* _JOB_:
Restate, word for word, all of the material shown below.

* _RECORDS FOR THE EXERCISE_:

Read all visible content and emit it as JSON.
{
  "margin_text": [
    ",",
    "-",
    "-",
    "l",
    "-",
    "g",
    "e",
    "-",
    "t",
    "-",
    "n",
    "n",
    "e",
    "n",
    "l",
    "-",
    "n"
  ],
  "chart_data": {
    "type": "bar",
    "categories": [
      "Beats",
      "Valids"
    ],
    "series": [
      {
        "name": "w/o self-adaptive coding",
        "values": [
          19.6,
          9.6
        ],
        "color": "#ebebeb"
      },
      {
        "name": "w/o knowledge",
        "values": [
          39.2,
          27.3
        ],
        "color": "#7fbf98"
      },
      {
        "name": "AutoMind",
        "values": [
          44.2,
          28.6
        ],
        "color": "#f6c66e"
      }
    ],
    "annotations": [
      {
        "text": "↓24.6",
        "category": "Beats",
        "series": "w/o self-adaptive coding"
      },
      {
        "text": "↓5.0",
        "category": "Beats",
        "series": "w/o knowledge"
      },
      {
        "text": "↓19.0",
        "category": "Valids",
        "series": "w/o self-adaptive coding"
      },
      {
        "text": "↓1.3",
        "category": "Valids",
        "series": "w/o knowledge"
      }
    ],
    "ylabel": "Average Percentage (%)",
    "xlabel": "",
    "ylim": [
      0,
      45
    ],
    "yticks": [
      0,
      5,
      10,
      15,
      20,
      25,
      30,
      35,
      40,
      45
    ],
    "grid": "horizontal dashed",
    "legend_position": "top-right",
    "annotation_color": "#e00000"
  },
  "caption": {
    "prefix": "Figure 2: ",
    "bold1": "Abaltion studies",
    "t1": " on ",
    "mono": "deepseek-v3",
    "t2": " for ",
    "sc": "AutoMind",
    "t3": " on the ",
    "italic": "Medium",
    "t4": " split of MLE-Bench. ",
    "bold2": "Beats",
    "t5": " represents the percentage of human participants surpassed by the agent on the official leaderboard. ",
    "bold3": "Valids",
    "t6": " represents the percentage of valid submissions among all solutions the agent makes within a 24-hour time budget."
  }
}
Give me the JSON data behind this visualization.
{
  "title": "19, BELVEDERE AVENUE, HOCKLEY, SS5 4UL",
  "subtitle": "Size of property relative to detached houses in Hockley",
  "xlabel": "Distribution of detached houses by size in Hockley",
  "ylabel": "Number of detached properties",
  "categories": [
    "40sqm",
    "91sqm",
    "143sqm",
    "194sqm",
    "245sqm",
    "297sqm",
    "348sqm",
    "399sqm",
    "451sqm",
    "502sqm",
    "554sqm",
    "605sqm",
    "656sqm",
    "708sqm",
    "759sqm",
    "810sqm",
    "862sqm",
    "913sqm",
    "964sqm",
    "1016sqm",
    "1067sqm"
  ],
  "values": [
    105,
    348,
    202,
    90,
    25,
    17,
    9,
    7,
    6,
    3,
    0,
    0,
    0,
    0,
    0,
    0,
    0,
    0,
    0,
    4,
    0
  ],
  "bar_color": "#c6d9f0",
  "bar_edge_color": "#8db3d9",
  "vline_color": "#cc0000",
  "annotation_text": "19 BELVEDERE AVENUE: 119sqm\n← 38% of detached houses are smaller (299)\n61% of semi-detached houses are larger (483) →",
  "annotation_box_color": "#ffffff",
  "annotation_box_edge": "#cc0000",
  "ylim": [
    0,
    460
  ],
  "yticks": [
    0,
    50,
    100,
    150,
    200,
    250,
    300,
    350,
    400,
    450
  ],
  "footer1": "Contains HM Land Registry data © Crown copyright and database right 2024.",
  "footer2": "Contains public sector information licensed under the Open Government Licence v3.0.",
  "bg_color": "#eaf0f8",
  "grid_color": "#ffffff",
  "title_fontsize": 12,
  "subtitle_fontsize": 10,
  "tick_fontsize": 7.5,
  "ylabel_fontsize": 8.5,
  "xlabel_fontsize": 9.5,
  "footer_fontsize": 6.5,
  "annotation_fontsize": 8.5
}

* _TASK SOLUTION_:
Read all visible content and emit it as JSON.
{
  "margin_text": [
    ",",
    "-",
    "-",
    "l",
    "-",
    "g",
    "e",
    "-",
    "t",
    "-",
    "n",
    "n",
    "e",
    "n",
    "l",
    "-",
    "n"
  ],
  "chart_data": {
    "type": "bar",
    "categories": [
      "Beats",
      "Valids"
    ],
    "series": [
      {
        "name": "w/o self-adaptive coding",
        "values": [
          19.6,
          9.6
        ],
        "color": "#ebebeb"
      },
      {
        "name": "w/o knowledge",
        "values": [
          39.2,
          27.3
        ],
        "color": "#7fbf98"
      },
      {
        "name": "AutoMind",
        "values": [
          44.2,
          28.6
        ],
        "color": "#f6c66e"
      }
    ],
    "annotations": [
      {
        "text": "↓24.6",
        "category": "Beats",
        "series": "w/o self-adaptive coding"
      },
      {
        "text": "↓5.0",
        "category": "Beats",
        "series": "w/o knowledge"
      },
      {
        "text": "↓19.0",
        "category": "Valids",
        "series": "w/o self-adaptive coding"
      },
      {
        "text": "↓1.3",
        "category": "Valids",
        "series": "w/o knowledge"
      }
    ],
    "ylabel": "Average Percentage (%)",
    "xlabel": "",
    "ylim": [
      0,
      45
    ],
    "yticks": [
      0,
      5,
      10,
      15,
      20,
      25,
      30,
      35,
      40,
      45
    ],
    "grid": "horizontal dashed",
    "legend_position": "top-right",
    "annotation_color": "#e00000"
  },
  "caption": {
    "prefix": "Figure 2: ",
    "bold1": "Abaltion studies",
    "t1": " on ",
    "mono": "deepseek-v3",
    "t2": " for ",
    "sc": "AutoMind",
    "t3": " on the ",
    "italic": "Medium",
    "t4": " split of MLE-Bench. ",
    "bold2": "Beats",
    "t5": " represents the percentage of human participants surpassed by the agent on the official leaderboard. ",
    "bold3": "Valids",
    "t6": " represents the percentage of valid submissions among all solutions the agent makes within a 24-hour time budget."
  }
}
Give me the JSON data behind this visualization.
{
  "title": "19, BELVEDERE AVENUE, HOCKLEY, SS5 4UL",
  "subtitle": "Size of property relative to detached houses in Hockley",
  "xlabel": "Distribution of detached houses by size in Hockley",
  "ylabel": "Number of detached properties",
  "categories": [
    "40sqm",
    "91sqm",
    "143sqm",
    "194sqm",
    "245sqm",
    "297sqm",
    "348sqm",
    "399sqm",
    "451sqm",
    "502sqm",
    "554sqm",
    "605sqm",
    "656sqm",
    "708sqm",
    "759sqm",
    "810sqm",
    "862sqm",
    "913sqm",
    "964sqm",
    "1016sqm",
    "1067sqm"
  ],
  "values": [
    105,
    348,
    202,
    90,
    25,
    17,
    9,
    7,
    6,
    3,
    0,
    0,
    0,
    0,
    0,
    0,
    0,
    0,
    0,
    4,
    0
  ],
  "bar_color": "#c6d9f0",
  "bar_edge_color": "#8db3d9",
  "vline_color": "#cc0000",
  "annotation_text": "19 BELVEDERE AVENUE: 119sqm\n← 38% of detached houses are smaller (299)\n61% of semi-detached houses are larger (483) →",
  "annotation_box_color": "#ffffff",
  "annotation_box_edge": "#cc0000",
  "ylim": [
    0,
    460
  ],
  "yticks": [
    0,
    50,
    100,
    150,
    200,
    250,
    300,
    350,
    400,
    450
  ],
  "footer1": "Contains HM Land Registry data © Crown copyright and database right 2024.",
  "footer2": "Contains public sector information licensed under the Open Government Licence v3.0.",
  "bg_color": "#eaf0f8",
  "grid_color": "#ffffff",
  "title_fontsize": 12,
  "subtitle_fontsize": 10,
  "tick_fontsize": 7.5,
  "ylabel_fontsize": 8.5,
  "xlabel_fontsize": 9.5,
  "footer_fontsize": 6.5,
  "annotation_fontsize": 8.5
}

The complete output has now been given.